Print the listing below in its entirety, character for character.

▶ SUPPLIED ENTRIES
-*-*-

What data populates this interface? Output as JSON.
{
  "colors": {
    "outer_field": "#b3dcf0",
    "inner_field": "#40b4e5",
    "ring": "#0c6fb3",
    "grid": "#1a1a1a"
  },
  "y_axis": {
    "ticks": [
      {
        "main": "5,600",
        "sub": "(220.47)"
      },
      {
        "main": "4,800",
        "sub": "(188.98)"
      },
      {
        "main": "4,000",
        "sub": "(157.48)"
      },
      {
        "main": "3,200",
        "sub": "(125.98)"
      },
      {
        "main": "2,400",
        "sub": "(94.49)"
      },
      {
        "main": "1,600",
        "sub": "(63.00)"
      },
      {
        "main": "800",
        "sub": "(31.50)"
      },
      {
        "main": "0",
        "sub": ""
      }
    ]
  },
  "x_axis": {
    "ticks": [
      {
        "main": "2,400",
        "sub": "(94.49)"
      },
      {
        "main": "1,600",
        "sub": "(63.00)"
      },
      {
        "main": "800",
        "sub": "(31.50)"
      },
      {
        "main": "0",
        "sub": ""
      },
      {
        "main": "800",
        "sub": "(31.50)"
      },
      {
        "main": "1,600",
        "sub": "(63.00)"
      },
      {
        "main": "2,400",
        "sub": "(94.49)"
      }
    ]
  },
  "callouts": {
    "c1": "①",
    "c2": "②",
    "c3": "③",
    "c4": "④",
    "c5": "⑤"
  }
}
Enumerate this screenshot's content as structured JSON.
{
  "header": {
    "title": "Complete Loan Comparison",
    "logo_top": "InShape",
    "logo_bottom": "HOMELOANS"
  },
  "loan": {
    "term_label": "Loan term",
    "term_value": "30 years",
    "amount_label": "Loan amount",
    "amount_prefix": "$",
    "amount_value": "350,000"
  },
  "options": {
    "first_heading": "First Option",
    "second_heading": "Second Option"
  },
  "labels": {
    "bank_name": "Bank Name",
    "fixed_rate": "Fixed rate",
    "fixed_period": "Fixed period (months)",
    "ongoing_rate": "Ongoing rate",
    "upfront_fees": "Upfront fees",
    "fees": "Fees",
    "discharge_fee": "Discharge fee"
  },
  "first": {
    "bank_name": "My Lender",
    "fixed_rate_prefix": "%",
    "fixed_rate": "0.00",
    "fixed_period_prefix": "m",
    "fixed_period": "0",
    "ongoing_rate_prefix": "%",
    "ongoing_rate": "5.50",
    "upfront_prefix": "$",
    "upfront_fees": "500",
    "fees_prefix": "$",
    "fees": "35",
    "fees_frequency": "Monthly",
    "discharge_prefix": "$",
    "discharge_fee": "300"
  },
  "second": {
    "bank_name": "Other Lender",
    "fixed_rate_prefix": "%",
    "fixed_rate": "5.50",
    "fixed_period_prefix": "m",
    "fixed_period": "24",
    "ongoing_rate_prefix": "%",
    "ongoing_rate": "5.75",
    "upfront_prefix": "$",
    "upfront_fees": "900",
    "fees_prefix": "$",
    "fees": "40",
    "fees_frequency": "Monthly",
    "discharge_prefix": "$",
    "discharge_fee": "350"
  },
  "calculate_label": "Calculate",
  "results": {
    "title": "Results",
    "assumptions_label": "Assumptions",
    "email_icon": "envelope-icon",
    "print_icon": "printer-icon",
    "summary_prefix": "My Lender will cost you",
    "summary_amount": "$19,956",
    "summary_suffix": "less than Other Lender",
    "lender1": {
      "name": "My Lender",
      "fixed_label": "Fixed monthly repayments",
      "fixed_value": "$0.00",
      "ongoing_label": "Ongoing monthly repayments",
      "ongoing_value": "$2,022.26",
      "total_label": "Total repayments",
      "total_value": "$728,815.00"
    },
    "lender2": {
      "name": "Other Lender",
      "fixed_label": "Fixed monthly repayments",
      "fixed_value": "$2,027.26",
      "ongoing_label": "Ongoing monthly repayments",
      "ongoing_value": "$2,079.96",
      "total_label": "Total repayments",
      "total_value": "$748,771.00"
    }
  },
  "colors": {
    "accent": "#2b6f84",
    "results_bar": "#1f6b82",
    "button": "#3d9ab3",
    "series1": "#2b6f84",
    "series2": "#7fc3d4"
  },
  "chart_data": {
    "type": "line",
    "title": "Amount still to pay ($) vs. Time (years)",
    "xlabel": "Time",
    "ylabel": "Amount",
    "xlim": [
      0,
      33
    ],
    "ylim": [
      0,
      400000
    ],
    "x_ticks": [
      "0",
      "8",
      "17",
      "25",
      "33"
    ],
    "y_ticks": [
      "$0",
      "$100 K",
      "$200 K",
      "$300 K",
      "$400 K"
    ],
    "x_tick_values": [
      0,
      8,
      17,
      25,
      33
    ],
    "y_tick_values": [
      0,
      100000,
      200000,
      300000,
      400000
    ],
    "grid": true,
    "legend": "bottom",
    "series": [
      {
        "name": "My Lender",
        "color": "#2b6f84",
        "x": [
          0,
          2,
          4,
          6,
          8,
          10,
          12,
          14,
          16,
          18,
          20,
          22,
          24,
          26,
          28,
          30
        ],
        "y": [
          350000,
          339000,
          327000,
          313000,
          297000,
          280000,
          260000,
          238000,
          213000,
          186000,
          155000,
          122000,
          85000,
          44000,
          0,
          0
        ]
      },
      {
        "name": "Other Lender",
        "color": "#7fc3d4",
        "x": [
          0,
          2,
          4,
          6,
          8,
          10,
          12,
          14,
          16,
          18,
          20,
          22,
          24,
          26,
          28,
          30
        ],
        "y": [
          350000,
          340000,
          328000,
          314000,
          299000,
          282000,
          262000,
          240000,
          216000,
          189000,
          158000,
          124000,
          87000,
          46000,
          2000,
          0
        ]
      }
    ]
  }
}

-*-*-

▶ SOLUTION TO THE PROBLEM
What data populates this interface? Output as JSON.
{
  "colors": {
    "outer_field": "#b3dcf0",
    "inner_field": "#40b4e5",
    "ring": "#0c6fb3",
    "grid": "#1a1a1a"
  },
  "y_axis": {
    "ticks": [
      {
        "main": "5,600",
        "sub": "(220.47)"
      },
      {
        "main": "4,800",
        "sub": "(188.98)"
      },
      {
        "main": "4,000",
        "sub": "(157.48)"
      },
      {
        "main": "3,200",
        "sub": "(125.98)"
      },
      {
        "main": "2,400",
        "sub": "(94.49)"
      },
      {
        "main": "1,600",
        "sub": "(63.00)"
      },
      {
        "main": "800",
        "sub": "(31.50)"
      },
      {
        "main": "0",
        "sub": ""
      }
    ]
  },
  "x_axis": {
    "ticks": [
      {
        "main": "2,400",
        "sub": "(94.49)"
      },
      {
        "main": "1,600",
        "sub": "(63.00)"
      },
      {
        "main": "800",
        "sub": "(31.50)"
      },
      {
        "main": "0",
        "sub": ""
      },
      {
        "main": "800",
        "sub": "(31.50)"
      },
      {
        "main": "1,600",
        "sub": "(63.00)"
      },
      {
        "main": "2,400",
        "sub": "(94.49)"
      }
    ]
  },
  "callouts": {
    "c1": "①",
    "c2": "②",
    "c3": "③",
    "c4": "④",
    "c5": "⑤"
  }
}
Enumerate this screenshot's content as structured JSON.
{
  "header": {
    "title": "Complete Loan Comparison",
    "logo_top": "InShape",
    "logo_bottom": "HOMELOANS"
  },
  "loan": {
    "term_label": "Loan term",
    "term_value": "30 years",
    "amount_label": "Loan amount",
    "amount_prefix": "$",
    "amount_value": "350,000"
  },
  "options": {
    "first_heading": "First Option",
    "second_heading": "Second Option"
  },
  "labels": {
    "bank_name": "Bank Name",
    "fixed_rate": "Fixed rate",
    "fixed_period": "Fixed period (months)",
    "ongoing_rate": "Ongoing rate",
    "upfront_fees": "Upfront fees",
    "fees": "Fees",
    "discharge_fee": "Discharge fee"
  },
  "first": {
    "bank_name": "My Lender",
    "fixed_rate_prefix": "%",
    "fixed_rate": "0.00",
    "fixed_period_prefix": "m",
    "fixed_period": "0",
    "ongoing_rate_prefix": "%",
    "ongoing_rate": "5.50",
    "upfront_prefix": "$",
    "upfront_fees": "500",
    "fees_prefix": "$",
    "fees": "35",
    "fees_frequency": "Monthly",
    "discharge_prefix": "$",
    "discharge_fee": "300"
  },
  "second": {
    "bank_name": "Other Lender",
    "fixed_rate_prefix": "%",
    "fixed_rate": "5.50",
    "fixed_period_prefix": "m",
    "fixed_period": "24",
    "ongoing_rate_prefix": "%",
    "ongoing_rate": "5.75",
    "upfront_prefix": "$",
    "upfront_fees": "900",
    "fees_prefix": "$",
    "fees": "40",
    "fees_frequency": "Monthly",
    "discharge_prefix": "$",
    "discharge_fee": "350"
  },
  "calculate_label": "Calculate",
  "results": {
    "title": "Results",
    "assumptions_label": "Assumptions",
    "email_icon": "envelope-icon",
    "print_icon": "printer-icon",
    "summary_prefix": "My Lender will cost you",
    "summary_amount": "$19,956",
    "summary_suffix": "less than Other Lender",
    "lender1": {
      "name": "My Lender",
      "fixed_label": "Fixed monthly repayments",
      "fixed_value": "$0.00",
      "ongoing_label": "Ongoing monthly repayments",
      "ongoing_value": "$2,022.26",
      "total_label": "Total repayments",
      "total_value": "$728,815.00"
    },
    "lender2": {
      "name": "Other Lender",
      "fixed_label": "Fixed monthly repayments",
      "fixed_value": "$2,027.26",
      "ongoing_label": "Ongoing monthly repayments",
      "ongoing_value": "$2,079.96",
      "total_label": "Total repayments",
      "total_value": "$748,771.00"
    }
  },
  "colors": {
    "accent": "#2b6f84",
    "results_bar": "#1f6b82",
    "button": "#3d9ab3",
    "series1": "#2b6f84",
    "series2": "#7fc3d4"
  },
  "chart_data": {
    "type": "line",
    "title": "Amount still to pay ($) vs. Time (years)",
    "xlabel": "Time",
    "ylabel": "Amount",
    "xlim": [
      0,
      33
    ],
    "ylim": [
      0,
      400000
    ],
    "x_ticks": [
      "0",
      "8",
      "17",
      "25",
      "33"
    ],
    "y_ticks": [
      "$0",
      "$100 K",
      "$200 K",
      "$300 K",
      "$400 K"
    ],
    "x_tick_values": [
      0,
      8,
      17,
      25,
      33
    ],
    "y_tick_values": [
      0,
      100000,
      200000,
      300000,
      400000
    ],
    "grid": true,
    "legend": "bottom",
    "series": [
      {
        "name": "My Lender",
        "color": "#2b6f84",
        "x": [
          0,
          2,
          4,
          6,
          8,
          10,
          12,
          14,
          16,
          18,
          20,
          22,
          24,
          26,
          28,
          30
        ],
        "y": [
          350000,
          339000,
          327000,
          313000,
          297000,
          280000,
          260000,
          238000,
          213000,
          186000,
          155000,
          122000,
          85000,
          44000,
          0,
          0
        ]
      },
      {
        "name": "Other Lender",
        "color": "#7fc3d4",
        "x": [
          0,
          2,
          4,
          6,
          8,
          10,
          12,
          14,
          16,
          18,
          20,
          22,
          24,
          26,
          28,
          30
        ],
        "y": [
          350000,
          340000,
          328000,
          314000,
          299000,
          282000,
          262000,
          240000,
          216000,
          189000,
          158000,
          124000,
          87000,
          46000,
          2000,
          0
        ]
      }
    ]
  }
}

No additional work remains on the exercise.